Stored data
..........
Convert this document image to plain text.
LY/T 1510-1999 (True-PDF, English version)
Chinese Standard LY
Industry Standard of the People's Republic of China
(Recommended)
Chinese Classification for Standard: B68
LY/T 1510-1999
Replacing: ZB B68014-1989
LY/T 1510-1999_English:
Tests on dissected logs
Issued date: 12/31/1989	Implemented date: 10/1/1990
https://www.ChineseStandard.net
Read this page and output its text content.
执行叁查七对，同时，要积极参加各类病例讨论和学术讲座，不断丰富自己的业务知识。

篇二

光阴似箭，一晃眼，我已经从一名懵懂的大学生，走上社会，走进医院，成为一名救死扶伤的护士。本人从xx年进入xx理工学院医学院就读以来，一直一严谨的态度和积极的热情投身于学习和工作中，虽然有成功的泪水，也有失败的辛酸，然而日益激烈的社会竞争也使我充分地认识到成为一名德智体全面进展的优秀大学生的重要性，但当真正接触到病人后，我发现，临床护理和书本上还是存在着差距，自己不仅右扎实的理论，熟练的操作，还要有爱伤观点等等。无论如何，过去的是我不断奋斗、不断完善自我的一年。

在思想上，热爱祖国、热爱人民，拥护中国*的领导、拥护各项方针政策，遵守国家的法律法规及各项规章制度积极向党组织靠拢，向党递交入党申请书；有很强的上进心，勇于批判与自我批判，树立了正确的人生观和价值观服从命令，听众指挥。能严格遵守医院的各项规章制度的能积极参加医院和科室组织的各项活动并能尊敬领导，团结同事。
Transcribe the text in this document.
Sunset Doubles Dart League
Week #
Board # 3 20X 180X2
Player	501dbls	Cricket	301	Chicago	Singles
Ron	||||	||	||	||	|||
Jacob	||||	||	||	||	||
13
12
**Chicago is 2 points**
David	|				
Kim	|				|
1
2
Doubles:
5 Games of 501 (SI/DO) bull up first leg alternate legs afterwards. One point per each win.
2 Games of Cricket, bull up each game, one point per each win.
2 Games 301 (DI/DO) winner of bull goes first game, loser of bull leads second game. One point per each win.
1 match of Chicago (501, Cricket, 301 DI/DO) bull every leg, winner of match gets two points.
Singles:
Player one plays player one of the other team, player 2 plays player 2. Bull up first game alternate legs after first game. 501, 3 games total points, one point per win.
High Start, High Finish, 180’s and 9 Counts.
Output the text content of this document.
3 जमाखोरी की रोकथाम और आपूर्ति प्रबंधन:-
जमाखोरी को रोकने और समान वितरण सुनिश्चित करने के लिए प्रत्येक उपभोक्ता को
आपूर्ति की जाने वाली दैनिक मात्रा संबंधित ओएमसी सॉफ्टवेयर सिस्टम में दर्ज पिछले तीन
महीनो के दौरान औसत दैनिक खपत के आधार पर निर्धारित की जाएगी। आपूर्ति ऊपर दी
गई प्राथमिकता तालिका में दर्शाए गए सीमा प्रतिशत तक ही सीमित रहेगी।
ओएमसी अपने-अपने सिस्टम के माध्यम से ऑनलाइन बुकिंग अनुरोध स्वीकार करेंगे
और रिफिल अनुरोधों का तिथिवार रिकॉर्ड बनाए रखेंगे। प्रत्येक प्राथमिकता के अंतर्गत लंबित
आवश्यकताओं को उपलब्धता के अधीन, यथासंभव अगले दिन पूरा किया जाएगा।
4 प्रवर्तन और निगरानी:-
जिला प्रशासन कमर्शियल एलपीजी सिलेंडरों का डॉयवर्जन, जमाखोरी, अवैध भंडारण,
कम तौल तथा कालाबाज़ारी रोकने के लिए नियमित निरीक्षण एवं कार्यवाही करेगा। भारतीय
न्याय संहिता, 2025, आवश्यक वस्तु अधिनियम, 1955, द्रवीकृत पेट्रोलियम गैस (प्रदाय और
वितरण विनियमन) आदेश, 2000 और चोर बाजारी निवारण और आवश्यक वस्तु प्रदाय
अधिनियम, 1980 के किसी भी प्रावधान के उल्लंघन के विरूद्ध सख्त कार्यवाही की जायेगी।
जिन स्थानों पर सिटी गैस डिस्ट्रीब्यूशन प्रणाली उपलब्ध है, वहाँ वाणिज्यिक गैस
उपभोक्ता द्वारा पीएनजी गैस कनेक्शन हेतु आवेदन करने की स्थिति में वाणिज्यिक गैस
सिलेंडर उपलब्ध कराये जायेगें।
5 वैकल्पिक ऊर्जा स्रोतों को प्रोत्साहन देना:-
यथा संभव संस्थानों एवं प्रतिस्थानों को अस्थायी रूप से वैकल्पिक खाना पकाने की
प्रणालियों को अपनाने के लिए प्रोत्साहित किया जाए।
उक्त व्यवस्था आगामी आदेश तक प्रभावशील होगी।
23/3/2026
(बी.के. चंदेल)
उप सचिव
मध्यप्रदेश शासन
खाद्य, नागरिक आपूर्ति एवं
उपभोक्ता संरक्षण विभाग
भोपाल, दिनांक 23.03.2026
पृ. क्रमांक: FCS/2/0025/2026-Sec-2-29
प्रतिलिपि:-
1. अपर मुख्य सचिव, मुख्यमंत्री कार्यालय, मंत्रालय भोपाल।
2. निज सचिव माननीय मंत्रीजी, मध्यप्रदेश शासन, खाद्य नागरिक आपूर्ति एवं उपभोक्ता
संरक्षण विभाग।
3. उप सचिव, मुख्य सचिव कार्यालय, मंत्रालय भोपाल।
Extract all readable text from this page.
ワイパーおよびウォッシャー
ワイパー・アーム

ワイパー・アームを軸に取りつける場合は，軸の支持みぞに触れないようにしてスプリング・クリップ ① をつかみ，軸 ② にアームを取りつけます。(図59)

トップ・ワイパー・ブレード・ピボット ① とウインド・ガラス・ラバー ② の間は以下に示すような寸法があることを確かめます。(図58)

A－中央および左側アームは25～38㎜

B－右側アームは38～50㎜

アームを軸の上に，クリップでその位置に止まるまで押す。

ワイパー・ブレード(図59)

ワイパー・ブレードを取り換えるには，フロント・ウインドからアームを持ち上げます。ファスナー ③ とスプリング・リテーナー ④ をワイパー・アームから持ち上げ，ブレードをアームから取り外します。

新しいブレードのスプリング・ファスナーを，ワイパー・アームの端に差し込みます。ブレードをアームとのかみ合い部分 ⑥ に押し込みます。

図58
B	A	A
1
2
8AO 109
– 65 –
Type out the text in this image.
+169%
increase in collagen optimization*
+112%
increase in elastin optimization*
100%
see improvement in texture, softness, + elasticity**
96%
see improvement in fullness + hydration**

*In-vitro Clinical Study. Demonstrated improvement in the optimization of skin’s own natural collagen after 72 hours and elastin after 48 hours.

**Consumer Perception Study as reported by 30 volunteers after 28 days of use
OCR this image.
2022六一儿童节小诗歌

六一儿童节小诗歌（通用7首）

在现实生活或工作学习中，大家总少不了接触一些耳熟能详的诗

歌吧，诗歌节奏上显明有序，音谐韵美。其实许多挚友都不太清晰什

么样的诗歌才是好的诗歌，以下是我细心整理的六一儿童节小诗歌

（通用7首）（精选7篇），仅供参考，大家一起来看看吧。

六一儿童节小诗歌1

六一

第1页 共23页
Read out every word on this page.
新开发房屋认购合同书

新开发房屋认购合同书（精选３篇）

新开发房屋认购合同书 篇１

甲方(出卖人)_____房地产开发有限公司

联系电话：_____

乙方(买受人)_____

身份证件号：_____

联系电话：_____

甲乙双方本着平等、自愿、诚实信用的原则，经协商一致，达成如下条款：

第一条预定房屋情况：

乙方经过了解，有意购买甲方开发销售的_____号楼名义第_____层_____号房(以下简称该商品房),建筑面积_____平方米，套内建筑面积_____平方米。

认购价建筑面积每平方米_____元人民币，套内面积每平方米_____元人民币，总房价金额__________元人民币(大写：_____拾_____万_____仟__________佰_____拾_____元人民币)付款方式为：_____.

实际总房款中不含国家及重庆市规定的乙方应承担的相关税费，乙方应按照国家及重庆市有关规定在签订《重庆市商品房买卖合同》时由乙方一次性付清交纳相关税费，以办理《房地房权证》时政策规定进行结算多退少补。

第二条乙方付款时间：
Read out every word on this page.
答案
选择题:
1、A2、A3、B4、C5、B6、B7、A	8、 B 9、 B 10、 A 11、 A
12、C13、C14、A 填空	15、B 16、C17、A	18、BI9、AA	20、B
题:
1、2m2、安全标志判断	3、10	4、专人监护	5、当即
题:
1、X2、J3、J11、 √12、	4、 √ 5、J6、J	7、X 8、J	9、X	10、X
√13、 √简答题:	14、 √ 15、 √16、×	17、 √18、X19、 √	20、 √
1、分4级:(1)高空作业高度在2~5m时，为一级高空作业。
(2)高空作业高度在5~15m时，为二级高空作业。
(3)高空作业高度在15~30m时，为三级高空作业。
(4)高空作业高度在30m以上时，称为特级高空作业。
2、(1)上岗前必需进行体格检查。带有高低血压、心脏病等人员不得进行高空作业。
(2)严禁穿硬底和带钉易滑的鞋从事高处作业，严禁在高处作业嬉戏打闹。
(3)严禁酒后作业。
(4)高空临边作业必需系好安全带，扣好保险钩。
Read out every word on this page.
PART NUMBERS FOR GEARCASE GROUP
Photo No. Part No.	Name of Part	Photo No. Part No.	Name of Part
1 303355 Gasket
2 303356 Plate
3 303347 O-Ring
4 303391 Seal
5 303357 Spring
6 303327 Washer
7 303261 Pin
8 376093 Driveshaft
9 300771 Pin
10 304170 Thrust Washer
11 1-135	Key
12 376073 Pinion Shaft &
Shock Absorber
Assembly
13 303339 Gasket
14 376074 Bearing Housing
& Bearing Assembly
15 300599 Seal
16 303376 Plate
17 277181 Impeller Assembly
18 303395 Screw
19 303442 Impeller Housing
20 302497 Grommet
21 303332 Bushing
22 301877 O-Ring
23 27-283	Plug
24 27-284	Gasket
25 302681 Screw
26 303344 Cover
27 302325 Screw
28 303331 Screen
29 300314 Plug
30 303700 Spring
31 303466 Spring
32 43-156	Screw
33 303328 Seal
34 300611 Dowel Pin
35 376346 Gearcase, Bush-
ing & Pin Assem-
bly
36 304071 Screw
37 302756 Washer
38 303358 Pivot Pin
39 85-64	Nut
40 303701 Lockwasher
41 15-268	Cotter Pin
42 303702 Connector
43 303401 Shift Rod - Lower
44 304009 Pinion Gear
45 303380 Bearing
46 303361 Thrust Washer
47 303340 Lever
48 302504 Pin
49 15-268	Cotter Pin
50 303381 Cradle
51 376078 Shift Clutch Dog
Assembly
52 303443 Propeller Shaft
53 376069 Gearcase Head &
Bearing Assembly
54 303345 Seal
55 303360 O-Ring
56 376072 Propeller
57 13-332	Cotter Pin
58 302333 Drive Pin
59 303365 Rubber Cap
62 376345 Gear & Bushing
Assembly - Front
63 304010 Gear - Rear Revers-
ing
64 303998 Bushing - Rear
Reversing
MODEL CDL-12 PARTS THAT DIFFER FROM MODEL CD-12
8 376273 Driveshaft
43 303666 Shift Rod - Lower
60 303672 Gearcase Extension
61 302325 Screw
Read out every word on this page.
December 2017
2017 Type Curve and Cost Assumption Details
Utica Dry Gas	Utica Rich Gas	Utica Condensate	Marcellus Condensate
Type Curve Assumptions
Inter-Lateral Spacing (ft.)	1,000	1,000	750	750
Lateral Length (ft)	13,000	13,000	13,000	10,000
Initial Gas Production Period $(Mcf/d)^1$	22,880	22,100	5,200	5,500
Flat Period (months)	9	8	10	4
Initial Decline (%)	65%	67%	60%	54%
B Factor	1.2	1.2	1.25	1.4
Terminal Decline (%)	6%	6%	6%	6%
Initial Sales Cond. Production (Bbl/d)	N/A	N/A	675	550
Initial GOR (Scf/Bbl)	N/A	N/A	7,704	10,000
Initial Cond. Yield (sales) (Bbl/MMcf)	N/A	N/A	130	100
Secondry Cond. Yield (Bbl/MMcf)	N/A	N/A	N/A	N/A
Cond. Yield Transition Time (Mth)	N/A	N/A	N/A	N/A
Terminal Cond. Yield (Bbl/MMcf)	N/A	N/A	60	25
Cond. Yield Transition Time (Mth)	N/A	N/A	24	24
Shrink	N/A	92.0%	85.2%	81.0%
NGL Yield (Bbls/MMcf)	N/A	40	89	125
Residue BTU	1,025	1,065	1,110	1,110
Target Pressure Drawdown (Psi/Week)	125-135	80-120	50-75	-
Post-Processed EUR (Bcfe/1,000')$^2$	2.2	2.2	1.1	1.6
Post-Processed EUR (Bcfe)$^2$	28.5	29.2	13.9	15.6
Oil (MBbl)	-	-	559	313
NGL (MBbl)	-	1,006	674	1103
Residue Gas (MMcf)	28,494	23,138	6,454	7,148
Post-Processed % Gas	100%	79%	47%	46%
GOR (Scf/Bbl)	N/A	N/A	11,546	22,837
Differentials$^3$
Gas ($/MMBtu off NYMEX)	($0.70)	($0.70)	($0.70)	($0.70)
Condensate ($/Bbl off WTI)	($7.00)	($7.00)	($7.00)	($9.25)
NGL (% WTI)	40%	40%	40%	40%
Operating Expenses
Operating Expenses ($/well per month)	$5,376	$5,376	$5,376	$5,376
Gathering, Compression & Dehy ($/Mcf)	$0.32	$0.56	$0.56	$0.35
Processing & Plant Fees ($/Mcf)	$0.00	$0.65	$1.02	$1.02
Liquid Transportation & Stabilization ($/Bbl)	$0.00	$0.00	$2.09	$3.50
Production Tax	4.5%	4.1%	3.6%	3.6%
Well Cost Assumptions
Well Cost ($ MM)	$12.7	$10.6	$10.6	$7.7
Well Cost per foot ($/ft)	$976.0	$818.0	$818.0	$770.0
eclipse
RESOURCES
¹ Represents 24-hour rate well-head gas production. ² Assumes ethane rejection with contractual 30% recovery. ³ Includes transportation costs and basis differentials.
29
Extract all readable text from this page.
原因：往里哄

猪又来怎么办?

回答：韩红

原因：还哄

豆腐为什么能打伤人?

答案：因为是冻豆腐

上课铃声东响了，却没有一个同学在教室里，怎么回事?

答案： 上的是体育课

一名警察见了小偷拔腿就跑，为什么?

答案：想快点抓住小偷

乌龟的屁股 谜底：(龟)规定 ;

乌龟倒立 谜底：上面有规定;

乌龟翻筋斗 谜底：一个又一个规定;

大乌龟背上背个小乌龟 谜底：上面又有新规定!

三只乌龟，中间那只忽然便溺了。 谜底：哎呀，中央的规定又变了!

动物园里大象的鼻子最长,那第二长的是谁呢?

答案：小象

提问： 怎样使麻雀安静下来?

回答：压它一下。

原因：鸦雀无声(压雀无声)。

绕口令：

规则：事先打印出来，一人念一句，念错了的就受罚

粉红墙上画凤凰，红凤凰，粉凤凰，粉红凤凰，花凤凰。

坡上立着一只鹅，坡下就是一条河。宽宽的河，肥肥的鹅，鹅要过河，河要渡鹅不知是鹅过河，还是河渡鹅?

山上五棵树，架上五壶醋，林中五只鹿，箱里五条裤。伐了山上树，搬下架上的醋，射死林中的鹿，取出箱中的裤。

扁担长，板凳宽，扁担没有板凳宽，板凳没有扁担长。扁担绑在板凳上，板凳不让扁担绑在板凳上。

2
..........
What is being asked:
List all lines from the entries that include the word "each".

Complete answer:
5 Games of 501 (SI/DO) bull up first leg alternate legs afterwards. One point per each win.
2 Games of Cricket, bull up each game, one point per each win.
2 Games 301 (DI/DO) winner of bull goes first game, loser of bull leads second game. One point per each win.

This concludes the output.